Goal :: Gather every line of the records that contains the string "handle".
begin Information supplied
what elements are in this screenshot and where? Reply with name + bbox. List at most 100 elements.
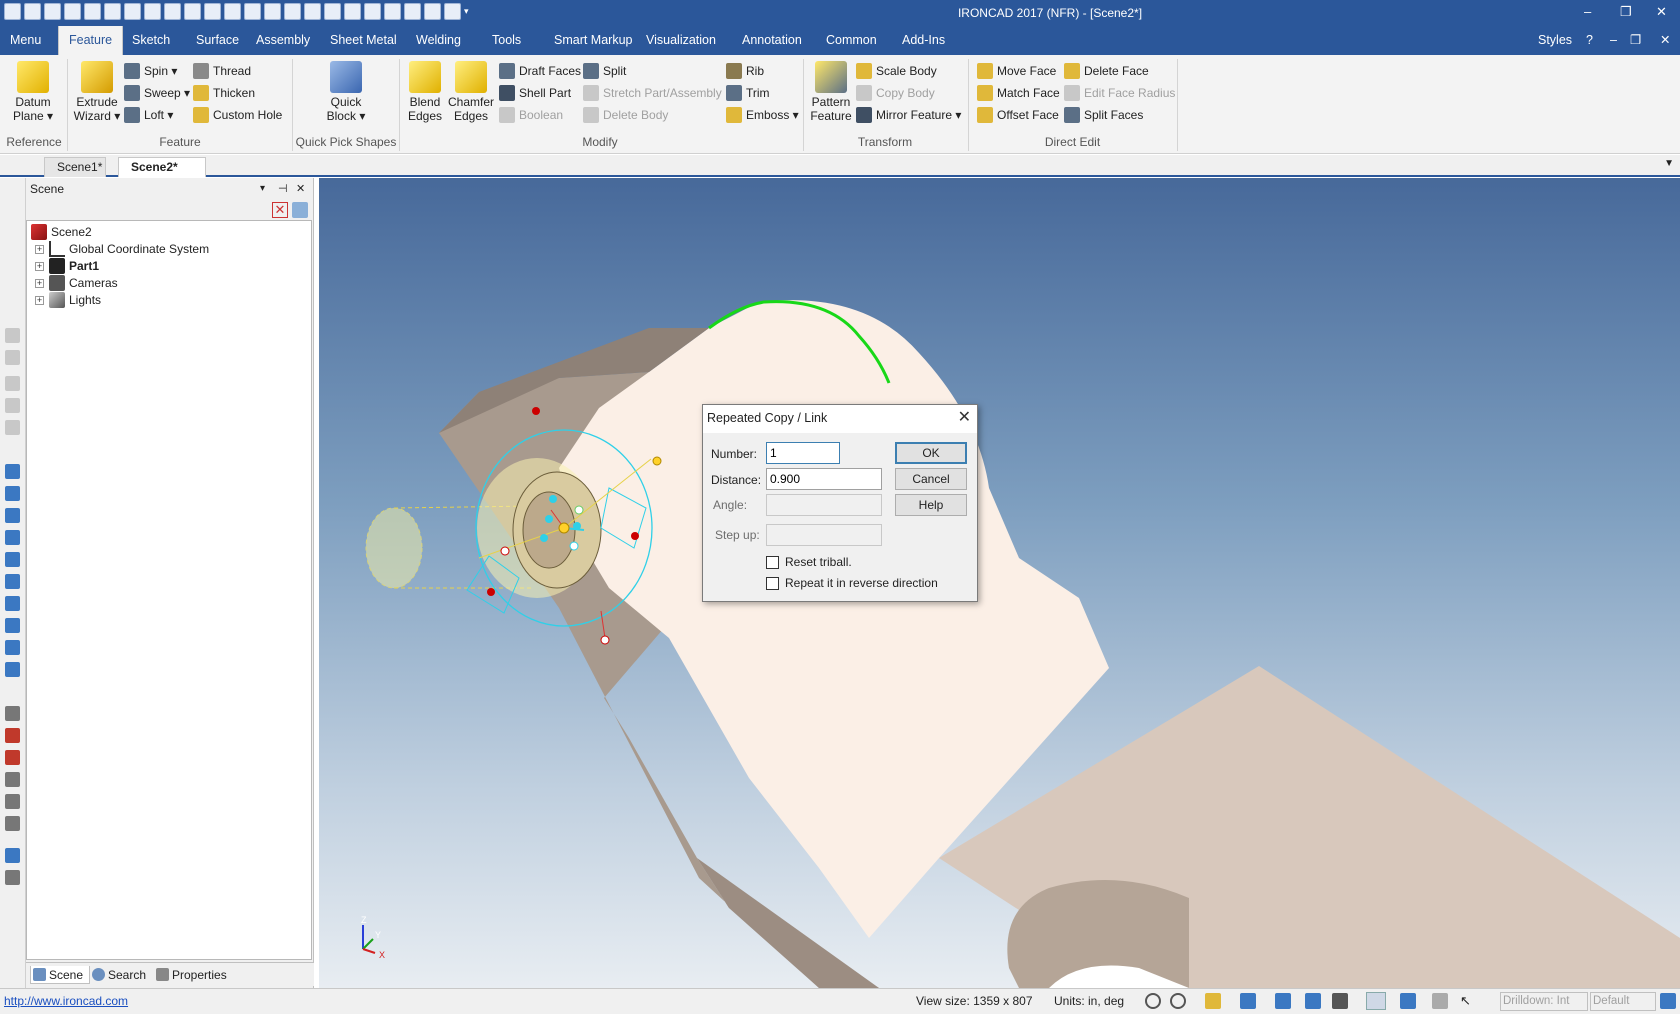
back-view-icon[interactable] xyxy=(5,486,20,501)
delete-body-button[interactable]: Delete Body xyxy=(583,106,668,124)
tab-add-ins[interactable]: Add-Ins xyxy=(892,26,955,55)
properties-icon[interactable] xyxy=(344,3,361,20)
triball-handle[interactable] xyxy=(569,541,579,551)
selection-filter-icon[interactable] xyxy=(1366,992,1386,1010)
doc-tabs-dropdown-icon[interactable]: ▼ xyxy=(1664,158,1674,169)
distance-input[interactable] xyxy=(766,468,882,490)
triball-handle[interactable] xyxy=(600,635,610,645)
layout-icon[interactable] xyxy=(1660,993,1676,1009)
help-menu-icon[interactable]: ? xyxy=(1586,26,1593,55)
delete-face-button[interactable]: Delete Face xyxy=(1064,62,1149,80)
draft-faces-button[interactable]: Draft Faces xyxy=(499,62,581,80)
cancel-button[interactable]: Cancel xyxy=(895,468,967,490)
circle-tool-icon[interactable] xyxy=(5,794,20,809)
stretch-part-assembly-button[interactable]: Stretch Part/Assembly xyxy=(583,84,722,102)
mirror-feature-button[interactable]: Mirror Feature ▾ xyxy=(856,106,961,124)
view-cube-icon[interactable] xyxy=(1240,993,1256,1009)
expand-icon[interactable]: + xyxy=(35,262,44,271)
measure-icon[interactable] xyxy=(444,3,461,20)
paste-icon[interactable] xyxy=(244,3,261,20)
expand-icon[interactable]: + xyxy=(35,296,44,305)
tab-surface[interactable]: Surface xyxy=(186,26,249,55)
close-button[interactable]: ✕ xyxy=(1656,4,1667,20)
layers-icon[interactable] xyxy=(384,3,401,20)
expand-icon[interactable]: + xyxy=(35,245,44,254)
shell-part-button[interactable]: Shell Part xyxy=(499,84,571,102)
view-4-icon[interactable] xyxy=(5,398,20,413)
custom-hole-button[interactable]: Custom Hole xyxy=(193,106,282,124)
triball-handle[interactable] xyxy=(487,588,495,596)
list-icon[interactable] xyxy=(364,3,381,20)
tree-node-global-coordinate-system[interactable]: + Global Coordinate System xyxy=(35,240,209,258)
tree-node-part1[interactable]: + Part1 xyxy=(35,257,99,275)
new-drawing-icon[interactable] xyxy=(64,3,81,20)
stepup-input[interactable] xyxy=(766,524,882,546)
triball-handle[interactable] xyxy=(574,505,584,515)
sweep-button[interactable]: Sweep ▾ xyxy=(124,84,190,102)
tab-sketch[interactable]: Sketch xyxy=(122,26,180,55)
tab-menu[interactable]: Menu xyxy=(0,26,51,55)
triball-handle[interactable] xyxy=(549,495,557,503)
triball-handle[interactable] xyxy=(573,522,581,530)
triball-icon[interactable] xyxy=(324,3,341,20)
default-select[interactable]: Default xyxy=(1590,992,1656,1011)
help-icon[interactable] xyxy=(404,3,421,20)
clear-filter-icon[interactable]: ✕ xyxy=(272,202,288,218)
iso-view-icon[interactable] xyxy=(5,596,20,611)
snap-tool-2-icon[interactable] xyxy=(5,750,20,765)
tab-visualization[interactable]: Visualization xyxy=(636,26,726,55)
edit-face-radius-button[interactable]: Edit Face Radius xyxy=(1064,84,1175,102)
front-view-icon[interactable] xyxy=(5,464,20,479)
tab-assembly[interactable]: Assembly xyxy=(246,26,320,55)
glasses-icon[interactable] xyxy=(1332,993,1348,1009)
copy-icon[interactable] xyxy=(224,3,241,20)
filter-icon[interactable] xyxy=(292,202,308,218)
iso-view-3-icon[interactable] xyxy=(5,640,20,655)
cut-icon[interactable] xyxy=(204,3,221,20)
orbit-icon[interactable] xyxy=(1275,993,1291,1009)
mdi-restore-button[interactable]: ❐ xyxy=(1630,26,1641,55)
minimize-button[interactable]: – xyxy=(1584,4,1591,19)
zoom-icon[interactable] xyxy=(1145,993,1161,1009)
doc-tab-scene1[interactable]: Scene1* xyxy=(44,157,106,177)
loft-button[interactable]: Loft ▾ xyxy=(124,106,173,124)
undo-icon[interactable] xyxy=(264,3,281,20)
thicken-button[interactable]: Thicken xyxy=(193,84,255,102)
ok-button[interactable]: OK xyxy=(895,442,967,464)
view-icon[interactable] xyxy=(5,328,20,343)
doc-tab-scene2[interactable]: Scene2* ✕ xyxy=(118,157,206,192)
render-mode-icon[interactable] xyxy=(1205,993,1221,1009)
emboss-button[interactable]: Emboss ▾ xyxy=(726,106,799,124)
boolean-button[interactable]: Boolean xyxy=(499,106,563,124)
tab-tools[interactable]: Tools xyxy=(482,26,531,55)
move-face-button[interactable]: Move Face xyxy=(977,62,1056,80)
blend-edges-button[interactable]: Blend Edges xyxy=(404,61,446,123)
open-folder-icon[interactable] xyxy=(124,3,141,20)
styles-menu[interactable]: Styles xyxy=(1528,26,1582,55)
trim-button[interactable]: Trim xyxy=(726,84,770,102)
tab-welding[interactable]: Welding xyxy=(406,26,471,55)
thread-button[interactable]: Thread xyxy=(193,62,251,80)
circle-tool-2-icon[interactable] xyxy=(5,816,20,831)
mdi-close-button[interactable]: ✕ xyxy=(1660,26,1670,55)
top-view-icon[interactable] xyxy=(5,552,20,567)
curve-tool-icon[interactable] xyxy=(5,848,20,863)
app-menu-icon[interactable] xyxy=(4,3,21,20)
view-2-icon[interactable] xyxy=(5,350,20,365)
3d-viewport[interactable]: Z Y X xyxy=(319,178,1680,988)
section-icon[interactable] xyxy=(1305,993,1321,1009)
iso-view-4-icon[interactable] xyxy=(5,662,20,677)
dialog-close-icon[interactable]: ✕ xyxy=(958,409,971,427)
pin-icon[interactable]: ⊣ xyxy=(278,178,288,200)
match-face-button[interactable]: Match Face xyxy=(977,84,1060,102)
view-5-icon[interactable] xyxy=(5,420,20,435)
scale-body-button[interactable]: Scale Body xyxy=(856,62,937,80)
tab-sheet-metal[interactable]: Sheet Metal xyxy=(320,26,407,55)
pane-dropdown-icon[interactable]: ▾ xyxy=(260,178,265,200)
redo-icon[interactable] xyxy=(284,3,301,20)
render-icon[interactable] xyxy=(304,3,321,20)
number-input[interactable] xyxy=(766,442,840,464)
angle-tool-icon[interactable] xyxy=(5,772,20,787)
help-button[interactable]: Help xyxy=(895,494,967,516)
angle-input[interactable] xyxy=(766,494,882,516)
end Information supplied
Exercise solution ::
triball-handle[interactable] xyxy=(569,541,579,551)
triball-handle[interactable] xyxy=(600,635,610,645)
triball-handle[interactable] xyxy=(487,588,495,596)
triball-handle[interactable] xyxy=(574,505,584,515)
triball-handle[interactable] xyxy=(549,495,557,503)
triball-handle[interactable] xyxy=(573,522,581,530)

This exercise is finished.